▶ _TASK_: Restate the full set of records exactly, word for word.
EXCERPTED DATA start
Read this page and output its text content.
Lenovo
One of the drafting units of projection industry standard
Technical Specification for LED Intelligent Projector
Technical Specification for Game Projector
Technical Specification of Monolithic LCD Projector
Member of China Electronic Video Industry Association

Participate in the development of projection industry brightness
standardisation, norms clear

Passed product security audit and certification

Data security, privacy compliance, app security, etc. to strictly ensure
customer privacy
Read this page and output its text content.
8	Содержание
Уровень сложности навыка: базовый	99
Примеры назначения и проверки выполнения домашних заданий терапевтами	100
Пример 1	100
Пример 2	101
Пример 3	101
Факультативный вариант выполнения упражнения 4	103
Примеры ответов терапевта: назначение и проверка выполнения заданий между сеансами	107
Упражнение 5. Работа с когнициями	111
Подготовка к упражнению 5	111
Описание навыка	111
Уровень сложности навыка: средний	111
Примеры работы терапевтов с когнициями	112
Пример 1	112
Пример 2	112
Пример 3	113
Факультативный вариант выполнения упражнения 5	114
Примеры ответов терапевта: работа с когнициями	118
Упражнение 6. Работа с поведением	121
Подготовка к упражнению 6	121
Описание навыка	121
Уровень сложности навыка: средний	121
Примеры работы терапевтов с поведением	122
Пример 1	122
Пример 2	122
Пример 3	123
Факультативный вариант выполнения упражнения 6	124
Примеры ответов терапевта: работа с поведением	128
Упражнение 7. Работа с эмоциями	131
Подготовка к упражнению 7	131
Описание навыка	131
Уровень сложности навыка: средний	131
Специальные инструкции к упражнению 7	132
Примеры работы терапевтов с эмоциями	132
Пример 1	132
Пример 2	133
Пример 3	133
EXCERPTED DATA end
▶ _EXERCISE OUTPUT_:
Read this page and output its text content.
Lenovo
One of the drafting units of projection industry standard
Technical Specification for LED Intelligent Projector
Technical Specification for Game Projector
Technical Specification of Monolithic LCD Projector
Member of China Electronic Video Industry Association

Participate in the development of projection industry brightness
standardisation, norms clear

Passed product security audit and certification

Data security, privacy compliance, app security, etc. to strictly ensure
customer privacy
Read this page and output its text content.
8	Содержание
Уровень сложности навыка: базовый	99
Примеры назначения и проверки выполнения домашних заданий терапевтами	100
Пример 1	100
Пример 2	101
Пример 3	101
Факультативный вариант выполнения упражнения 4	103
Примеры ответов терапевта: назначение и проверка выполнения заданий между сеансами	107
Упражнение 5. Работа с когнициями	111
Подготовка к упражнению 5	111
Описание навыка	111
Уровень сложности навыка: средний	111
Примеры работы терапевтов с когнициями	112
Пример 1	112
Пример 2	112
Пример 3	113
Факультативный вариант выполнения упражнения 5	114
Примеры ответов терапевта: работа с когнициями	118
Упражнение 6. Работа с поведением	121
Подготовка к упражнению 6	121
Описание навыка	121
Уровень сложности навыка: средний	121
Примеры работы терапевтов с поведением	122
Пример 1	122
Пример 2	122
Пример 3	123
Факультативный вариант выполнения упражнения 6	124
Примеры ответов терапевта: работа с поведением	128
Упражнение 7. Работа с эмоциями	131
Подготовка к упражнению 7	131
Описание навыка	131
Уровень сложности навыка: средний	131
Специальные инструкции к упражнению 7	132
Примеры работы терапевтов с эмоциями	132
Пример 1	132
Пример 2	133
Пример 3	133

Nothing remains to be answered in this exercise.